**EXERCISE TASK:**
From the entries below, extract every line that includes the word "ademaksagain".

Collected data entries
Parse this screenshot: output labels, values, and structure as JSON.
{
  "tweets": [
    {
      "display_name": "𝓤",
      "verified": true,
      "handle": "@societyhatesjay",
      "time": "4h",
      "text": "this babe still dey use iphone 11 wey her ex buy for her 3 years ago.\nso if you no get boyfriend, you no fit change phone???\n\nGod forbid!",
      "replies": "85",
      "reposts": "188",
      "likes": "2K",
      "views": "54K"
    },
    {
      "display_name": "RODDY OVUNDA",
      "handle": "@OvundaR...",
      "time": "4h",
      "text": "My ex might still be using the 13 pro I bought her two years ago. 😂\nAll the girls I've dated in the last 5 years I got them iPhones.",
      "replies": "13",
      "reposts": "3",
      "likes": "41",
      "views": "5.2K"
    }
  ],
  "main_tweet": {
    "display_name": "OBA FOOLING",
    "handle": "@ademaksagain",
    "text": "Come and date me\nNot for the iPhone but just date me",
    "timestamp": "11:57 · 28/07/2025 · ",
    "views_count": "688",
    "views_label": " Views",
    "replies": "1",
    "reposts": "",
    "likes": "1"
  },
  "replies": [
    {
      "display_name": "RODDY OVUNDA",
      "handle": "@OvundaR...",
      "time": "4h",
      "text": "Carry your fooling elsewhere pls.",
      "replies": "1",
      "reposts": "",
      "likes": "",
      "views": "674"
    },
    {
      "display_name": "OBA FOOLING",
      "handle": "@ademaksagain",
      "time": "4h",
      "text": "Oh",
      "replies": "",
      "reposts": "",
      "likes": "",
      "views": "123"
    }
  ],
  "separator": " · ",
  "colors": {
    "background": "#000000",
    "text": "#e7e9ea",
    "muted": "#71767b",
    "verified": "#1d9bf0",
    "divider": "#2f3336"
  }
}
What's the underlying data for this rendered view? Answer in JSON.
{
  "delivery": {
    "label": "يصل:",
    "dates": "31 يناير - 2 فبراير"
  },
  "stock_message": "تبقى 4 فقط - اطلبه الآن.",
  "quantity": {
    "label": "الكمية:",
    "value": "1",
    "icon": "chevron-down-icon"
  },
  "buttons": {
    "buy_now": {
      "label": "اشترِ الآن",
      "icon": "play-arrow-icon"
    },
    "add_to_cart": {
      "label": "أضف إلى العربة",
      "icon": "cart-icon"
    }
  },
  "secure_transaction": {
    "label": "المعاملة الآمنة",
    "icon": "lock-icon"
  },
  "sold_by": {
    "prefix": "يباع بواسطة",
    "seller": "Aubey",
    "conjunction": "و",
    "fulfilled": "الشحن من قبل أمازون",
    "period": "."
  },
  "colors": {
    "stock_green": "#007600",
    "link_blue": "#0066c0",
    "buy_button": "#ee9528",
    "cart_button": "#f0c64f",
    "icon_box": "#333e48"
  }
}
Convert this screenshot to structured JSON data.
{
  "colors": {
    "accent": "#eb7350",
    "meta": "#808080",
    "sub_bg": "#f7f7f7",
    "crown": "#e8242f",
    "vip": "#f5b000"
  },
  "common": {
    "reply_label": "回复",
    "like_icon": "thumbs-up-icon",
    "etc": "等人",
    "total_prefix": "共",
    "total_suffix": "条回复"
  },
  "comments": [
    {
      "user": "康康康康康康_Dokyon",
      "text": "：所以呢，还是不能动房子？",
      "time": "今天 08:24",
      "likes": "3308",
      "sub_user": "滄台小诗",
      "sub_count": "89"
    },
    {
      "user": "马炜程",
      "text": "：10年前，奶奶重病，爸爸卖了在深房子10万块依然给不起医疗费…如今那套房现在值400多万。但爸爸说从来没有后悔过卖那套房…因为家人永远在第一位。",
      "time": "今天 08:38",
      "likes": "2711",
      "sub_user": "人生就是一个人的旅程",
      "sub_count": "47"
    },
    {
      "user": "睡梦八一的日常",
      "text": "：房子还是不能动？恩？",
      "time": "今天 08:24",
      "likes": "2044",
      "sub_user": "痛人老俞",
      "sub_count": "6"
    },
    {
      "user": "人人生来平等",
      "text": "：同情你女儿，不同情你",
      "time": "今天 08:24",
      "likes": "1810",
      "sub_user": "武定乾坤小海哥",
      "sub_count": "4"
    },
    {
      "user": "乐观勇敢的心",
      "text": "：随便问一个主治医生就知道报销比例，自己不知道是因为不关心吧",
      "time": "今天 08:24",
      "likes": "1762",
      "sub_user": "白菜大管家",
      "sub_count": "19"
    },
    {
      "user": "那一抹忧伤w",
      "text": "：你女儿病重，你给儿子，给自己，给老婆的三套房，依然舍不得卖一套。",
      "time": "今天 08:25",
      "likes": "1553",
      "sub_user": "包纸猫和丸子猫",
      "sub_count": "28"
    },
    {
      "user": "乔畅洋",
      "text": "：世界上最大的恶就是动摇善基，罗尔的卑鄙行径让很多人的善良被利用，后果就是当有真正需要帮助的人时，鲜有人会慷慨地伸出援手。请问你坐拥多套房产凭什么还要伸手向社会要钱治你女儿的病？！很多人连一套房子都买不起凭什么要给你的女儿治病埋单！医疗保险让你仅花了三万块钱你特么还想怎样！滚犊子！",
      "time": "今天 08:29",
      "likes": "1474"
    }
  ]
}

**OUTPUT BELOW:**
    "handle": "@ademaksagain",
      "handle": "@ademaksagain",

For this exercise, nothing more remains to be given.